⟨

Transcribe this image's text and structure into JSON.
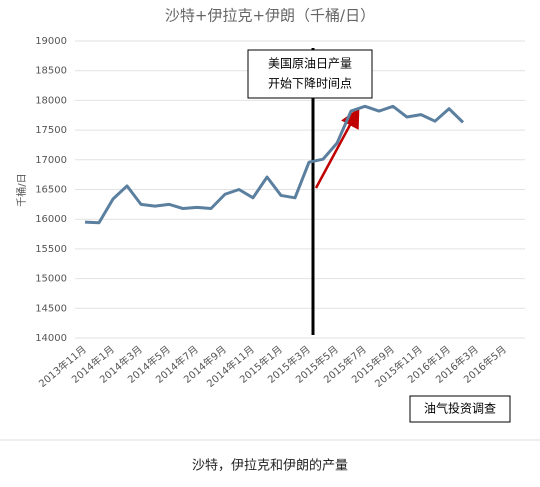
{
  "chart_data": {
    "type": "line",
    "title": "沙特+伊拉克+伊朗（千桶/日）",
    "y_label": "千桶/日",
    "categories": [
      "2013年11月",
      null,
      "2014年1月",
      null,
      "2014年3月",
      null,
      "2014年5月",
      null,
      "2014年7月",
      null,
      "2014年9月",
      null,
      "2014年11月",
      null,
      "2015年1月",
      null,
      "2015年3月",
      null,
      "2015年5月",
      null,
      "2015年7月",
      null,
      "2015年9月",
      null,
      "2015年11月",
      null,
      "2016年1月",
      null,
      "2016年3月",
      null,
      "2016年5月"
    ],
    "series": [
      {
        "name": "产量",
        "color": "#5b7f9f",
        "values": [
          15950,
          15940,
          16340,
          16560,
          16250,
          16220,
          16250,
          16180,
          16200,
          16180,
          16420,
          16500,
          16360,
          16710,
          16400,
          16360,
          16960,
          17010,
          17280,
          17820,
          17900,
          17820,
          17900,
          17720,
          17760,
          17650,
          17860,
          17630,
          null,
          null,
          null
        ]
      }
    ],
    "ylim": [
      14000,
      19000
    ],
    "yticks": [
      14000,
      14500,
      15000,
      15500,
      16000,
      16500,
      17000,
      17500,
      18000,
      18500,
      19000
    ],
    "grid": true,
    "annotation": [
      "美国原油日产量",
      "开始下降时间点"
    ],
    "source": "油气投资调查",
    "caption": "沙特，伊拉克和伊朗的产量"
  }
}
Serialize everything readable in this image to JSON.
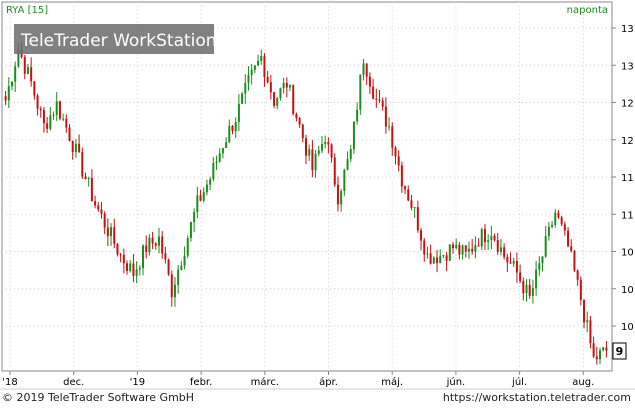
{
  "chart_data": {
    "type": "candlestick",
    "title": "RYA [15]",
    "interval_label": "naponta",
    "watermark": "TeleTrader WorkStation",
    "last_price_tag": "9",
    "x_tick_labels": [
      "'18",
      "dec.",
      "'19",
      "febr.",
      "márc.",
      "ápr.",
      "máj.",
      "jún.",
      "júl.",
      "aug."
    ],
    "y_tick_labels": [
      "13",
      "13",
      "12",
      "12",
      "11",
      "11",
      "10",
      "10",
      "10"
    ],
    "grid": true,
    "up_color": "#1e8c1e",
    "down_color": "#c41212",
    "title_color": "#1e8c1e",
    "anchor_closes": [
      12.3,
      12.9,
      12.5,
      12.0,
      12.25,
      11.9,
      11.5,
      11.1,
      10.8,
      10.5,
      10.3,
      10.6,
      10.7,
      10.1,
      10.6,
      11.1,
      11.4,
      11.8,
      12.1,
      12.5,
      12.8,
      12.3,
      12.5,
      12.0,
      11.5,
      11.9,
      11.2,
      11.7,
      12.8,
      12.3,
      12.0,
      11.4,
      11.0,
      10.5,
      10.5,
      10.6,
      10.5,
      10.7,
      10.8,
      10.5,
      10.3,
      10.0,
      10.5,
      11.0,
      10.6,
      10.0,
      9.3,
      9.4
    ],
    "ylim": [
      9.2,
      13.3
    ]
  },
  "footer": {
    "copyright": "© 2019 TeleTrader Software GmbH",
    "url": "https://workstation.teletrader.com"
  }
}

⟩
⟨

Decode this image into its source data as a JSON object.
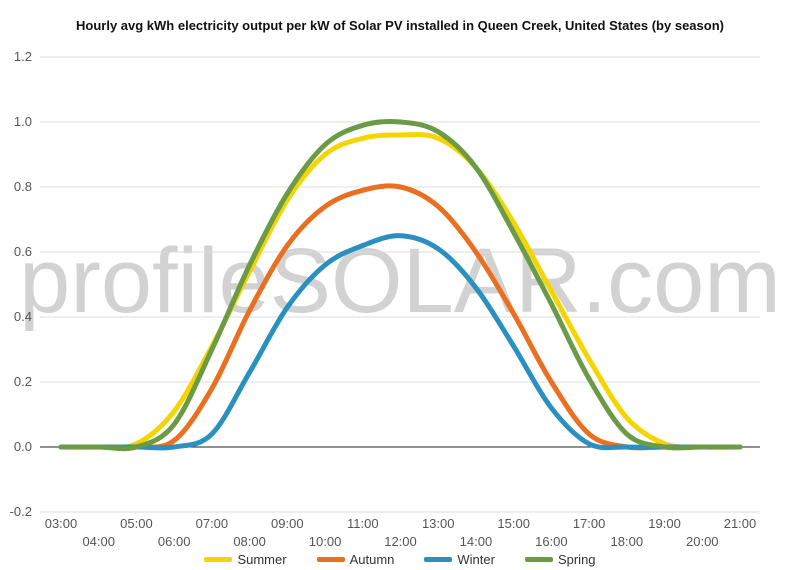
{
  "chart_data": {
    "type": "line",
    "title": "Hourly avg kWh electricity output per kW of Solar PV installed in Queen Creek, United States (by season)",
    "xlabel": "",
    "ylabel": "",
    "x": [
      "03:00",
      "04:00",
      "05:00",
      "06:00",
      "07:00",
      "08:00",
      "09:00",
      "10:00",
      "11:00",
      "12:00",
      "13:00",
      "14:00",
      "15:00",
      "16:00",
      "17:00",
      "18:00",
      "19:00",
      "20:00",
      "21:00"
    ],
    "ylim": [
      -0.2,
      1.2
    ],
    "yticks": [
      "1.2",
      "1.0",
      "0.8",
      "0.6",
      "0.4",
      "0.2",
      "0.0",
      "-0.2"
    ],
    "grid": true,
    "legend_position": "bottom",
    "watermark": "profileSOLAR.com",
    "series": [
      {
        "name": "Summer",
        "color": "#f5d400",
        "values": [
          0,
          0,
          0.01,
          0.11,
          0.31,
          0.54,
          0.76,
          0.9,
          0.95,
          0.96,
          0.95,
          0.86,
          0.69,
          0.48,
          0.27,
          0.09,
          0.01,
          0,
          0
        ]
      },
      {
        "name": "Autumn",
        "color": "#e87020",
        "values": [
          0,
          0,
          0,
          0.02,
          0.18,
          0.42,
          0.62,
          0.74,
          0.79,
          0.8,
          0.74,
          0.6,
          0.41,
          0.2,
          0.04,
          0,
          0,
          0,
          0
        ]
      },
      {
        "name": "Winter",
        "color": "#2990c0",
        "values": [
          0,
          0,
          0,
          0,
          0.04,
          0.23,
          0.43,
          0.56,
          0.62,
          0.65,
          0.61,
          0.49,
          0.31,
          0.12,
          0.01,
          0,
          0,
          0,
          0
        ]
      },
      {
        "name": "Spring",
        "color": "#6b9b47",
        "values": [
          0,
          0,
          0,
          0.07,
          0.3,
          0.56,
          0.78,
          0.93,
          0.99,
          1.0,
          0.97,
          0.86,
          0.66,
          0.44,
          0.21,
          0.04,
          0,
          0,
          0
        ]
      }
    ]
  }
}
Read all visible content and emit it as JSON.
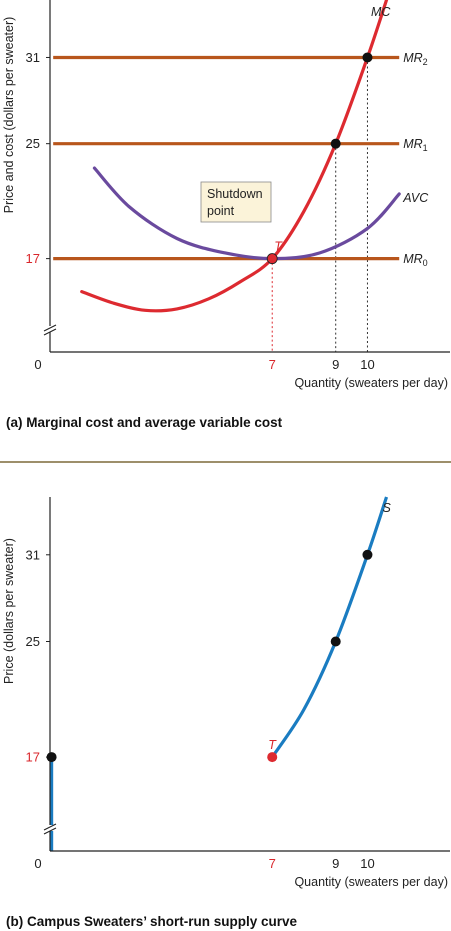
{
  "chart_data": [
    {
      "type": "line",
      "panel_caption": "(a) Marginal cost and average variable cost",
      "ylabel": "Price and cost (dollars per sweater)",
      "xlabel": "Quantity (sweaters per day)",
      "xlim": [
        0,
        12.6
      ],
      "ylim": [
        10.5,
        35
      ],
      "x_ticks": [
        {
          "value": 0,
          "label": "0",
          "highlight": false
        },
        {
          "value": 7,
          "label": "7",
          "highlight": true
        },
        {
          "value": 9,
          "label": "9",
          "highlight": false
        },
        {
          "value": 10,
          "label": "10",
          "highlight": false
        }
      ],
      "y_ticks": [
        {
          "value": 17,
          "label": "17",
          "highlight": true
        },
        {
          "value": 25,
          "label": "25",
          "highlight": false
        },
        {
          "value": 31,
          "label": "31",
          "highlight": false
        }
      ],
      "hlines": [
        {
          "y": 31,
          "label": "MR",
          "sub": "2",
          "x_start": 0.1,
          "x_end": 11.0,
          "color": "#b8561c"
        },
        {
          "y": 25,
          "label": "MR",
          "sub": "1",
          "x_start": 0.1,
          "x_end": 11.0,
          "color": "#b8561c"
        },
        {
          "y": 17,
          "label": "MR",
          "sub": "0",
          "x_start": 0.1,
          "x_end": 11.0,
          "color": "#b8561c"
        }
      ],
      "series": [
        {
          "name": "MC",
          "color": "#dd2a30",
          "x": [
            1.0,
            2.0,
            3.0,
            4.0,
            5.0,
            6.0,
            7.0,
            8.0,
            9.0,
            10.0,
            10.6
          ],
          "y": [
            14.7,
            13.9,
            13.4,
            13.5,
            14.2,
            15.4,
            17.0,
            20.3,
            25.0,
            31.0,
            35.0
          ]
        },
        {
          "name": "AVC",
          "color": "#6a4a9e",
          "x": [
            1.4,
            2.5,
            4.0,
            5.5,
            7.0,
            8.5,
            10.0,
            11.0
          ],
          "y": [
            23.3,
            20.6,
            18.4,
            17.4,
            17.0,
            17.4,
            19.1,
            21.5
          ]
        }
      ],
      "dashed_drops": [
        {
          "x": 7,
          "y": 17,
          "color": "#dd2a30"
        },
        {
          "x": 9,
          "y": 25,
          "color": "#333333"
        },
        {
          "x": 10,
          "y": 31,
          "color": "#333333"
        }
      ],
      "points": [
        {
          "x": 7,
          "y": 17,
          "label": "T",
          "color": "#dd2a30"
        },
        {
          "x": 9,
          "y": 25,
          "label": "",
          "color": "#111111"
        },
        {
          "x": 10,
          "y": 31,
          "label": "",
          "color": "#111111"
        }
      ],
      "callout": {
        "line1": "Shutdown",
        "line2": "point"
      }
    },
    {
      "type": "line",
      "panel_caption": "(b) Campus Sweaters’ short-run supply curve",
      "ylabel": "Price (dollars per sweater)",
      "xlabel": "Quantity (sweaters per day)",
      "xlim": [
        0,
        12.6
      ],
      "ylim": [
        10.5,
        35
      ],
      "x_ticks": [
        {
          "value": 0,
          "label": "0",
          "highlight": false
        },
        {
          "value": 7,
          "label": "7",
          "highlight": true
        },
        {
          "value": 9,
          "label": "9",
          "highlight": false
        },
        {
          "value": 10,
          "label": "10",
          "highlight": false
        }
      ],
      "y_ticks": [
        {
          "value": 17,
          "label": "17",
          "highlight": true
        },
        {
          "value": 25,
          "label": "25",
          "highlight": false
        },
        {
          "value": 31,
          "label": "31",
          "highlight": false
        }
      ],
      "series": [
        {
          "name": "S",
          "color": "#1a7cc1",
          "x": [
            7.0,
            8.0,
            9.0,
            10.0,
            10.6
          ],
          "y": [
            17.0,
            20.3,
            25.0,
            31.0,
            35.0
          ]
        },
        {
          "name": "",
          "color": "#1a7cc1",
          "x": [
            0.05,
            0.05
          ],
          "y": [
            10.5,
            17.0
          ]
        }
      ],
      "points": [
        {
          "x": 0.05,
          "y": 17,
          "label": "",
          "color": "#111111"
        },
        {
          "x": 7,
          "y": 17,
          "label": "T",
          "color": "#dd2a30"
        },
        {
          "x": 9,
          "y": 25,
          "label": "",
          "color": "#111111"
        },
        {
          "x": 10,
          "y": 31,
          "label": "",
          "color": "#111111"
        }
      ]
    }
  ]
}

⟩

» **Short problem**
Establish how many lines of the material above hold the word "JSON". Nothing but the count should be returned.

» **Solution for this exercise**
4